# WHAT THE TASK ASKS
Reproduce all of the data exactly, with no line skipped.
--*--
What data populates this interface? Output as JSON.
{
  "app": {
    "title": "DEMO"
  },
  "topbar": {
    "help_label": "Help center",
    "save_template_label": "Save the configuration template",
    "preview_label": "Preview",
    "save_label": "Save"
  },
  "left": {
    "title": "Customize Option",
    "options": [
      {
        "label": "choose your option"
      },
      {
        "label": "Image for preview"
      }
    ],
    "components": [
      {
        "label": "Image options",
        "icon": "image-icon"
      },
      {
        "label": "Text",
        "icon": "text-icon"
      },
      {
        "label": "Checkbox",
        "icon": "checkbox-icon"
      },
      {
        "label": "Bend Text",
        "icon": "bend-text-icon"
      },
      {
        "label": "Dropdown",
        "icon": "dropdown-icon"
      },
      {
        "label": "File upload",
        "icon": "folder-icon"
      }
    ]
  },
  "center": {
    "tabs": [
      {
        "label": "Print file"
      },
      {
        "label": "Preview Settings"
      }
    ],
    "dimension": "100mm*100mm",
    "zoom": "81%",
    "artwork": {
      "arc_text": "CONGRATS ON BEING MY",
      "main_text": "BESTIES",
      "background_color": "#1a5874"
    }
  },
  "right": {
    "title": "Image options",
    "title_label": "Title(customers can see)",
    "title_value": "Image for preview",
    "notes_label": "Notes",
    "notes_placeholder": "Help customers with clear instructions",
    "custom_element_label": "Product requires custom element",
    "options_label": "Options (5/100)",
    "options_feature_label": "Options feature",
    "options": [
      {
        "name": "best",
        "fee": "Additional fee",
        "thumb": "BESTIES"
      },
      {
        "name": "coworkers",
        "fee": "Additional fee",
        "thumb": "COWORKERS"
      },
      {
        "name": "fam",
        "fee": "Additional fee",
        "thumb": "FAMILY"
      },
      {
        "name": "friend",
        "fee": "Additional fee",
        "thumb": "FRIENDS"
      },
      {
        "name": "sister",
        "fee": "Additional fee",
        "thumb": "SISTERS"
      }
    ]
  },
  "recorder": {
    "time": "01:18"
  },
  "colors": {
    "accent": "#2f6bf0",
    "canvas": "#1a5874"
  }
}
--*--
# PROBLEM SOLUTION
What data populates this interface? Output as JSON.
{
  "app": {
    "title": "DEMO"
  },
  "topbar": {
    "help_label": "Help center",
    "save_template_label": "Save the configuration template",
    "preview_label": "Preview",
    "save_label": "Save"
  },
  "left": {
    "title": "Customize Option",
    "options": [
      {
        "label": "choose your option"
      },
      {
        "label": "Image for preview"
      }
    ],
    "components": [
      {
        "label": "Image options",
        "icon": "image-icon"
      },
      {
        "label": "Text",
        "icon": "text-icon"
      },
      {
        "label": "Checkbox",
        "icon": "checkbox-icon"
      },
      {
        "label": "Bend Text",
        "icon": "bend-text-icon"
      },
      {
        "label": "Dropdown",
        "icon": "dropdown-icon"
      },
      {
        "label": "File upload",
        "icon": "folder-icon"
      }
    ]
  },
  "center": {
    "tabs": [
      {
        "label": "Print file"
      },
      {
        "label": "Preview Settings"
      }
    ],
    "dimension": "100mm*100mm",
    "zoom": "81%",
    "artwork": {
      "arc_text": "CONGRATS ON BEING MY",
      "main_text": "BESTIES",
      "background_color": "#1a5874"
    }
  },
  "right": {
    "title": "Image options",
    "title_label": "Title(customers can see)",
    "title_value": "Image for preview",
    "notes_label": "Notes",
    "notes_placeholder": "Help customers with clear instructions",
    "custom_element_label": "Product requires custom element",
    "options_label": "Options (5/100)",
    "options_feature_label": "Options feature",
    "options": [
      {
        "name": "best",
        "fee": "Additional fee",
        "thumb": "BESTIES"
      },
      {
        "name": "coworkers",
        "fee": "Additional fee",
        "thumb": "COWORKERS"
      },
      {
        "name": "fam",
        "fee": "Additional fee",
        "thumb": "FAMILY"
      },
      {
        "name": "friend",
        "fee": "Additional fee",
        "thumb": "FRIENDS"
      },
      {
        "name": "sister",
        "fee": "Additional fee",
        "thumb": "SISTERS"
      }
    ]
  },
  "recorder": {
    "time": "01:18"
  },
  "colors": {
    "accent": "#2f6bf0",
    "canvas": "#1a5874"
  }
}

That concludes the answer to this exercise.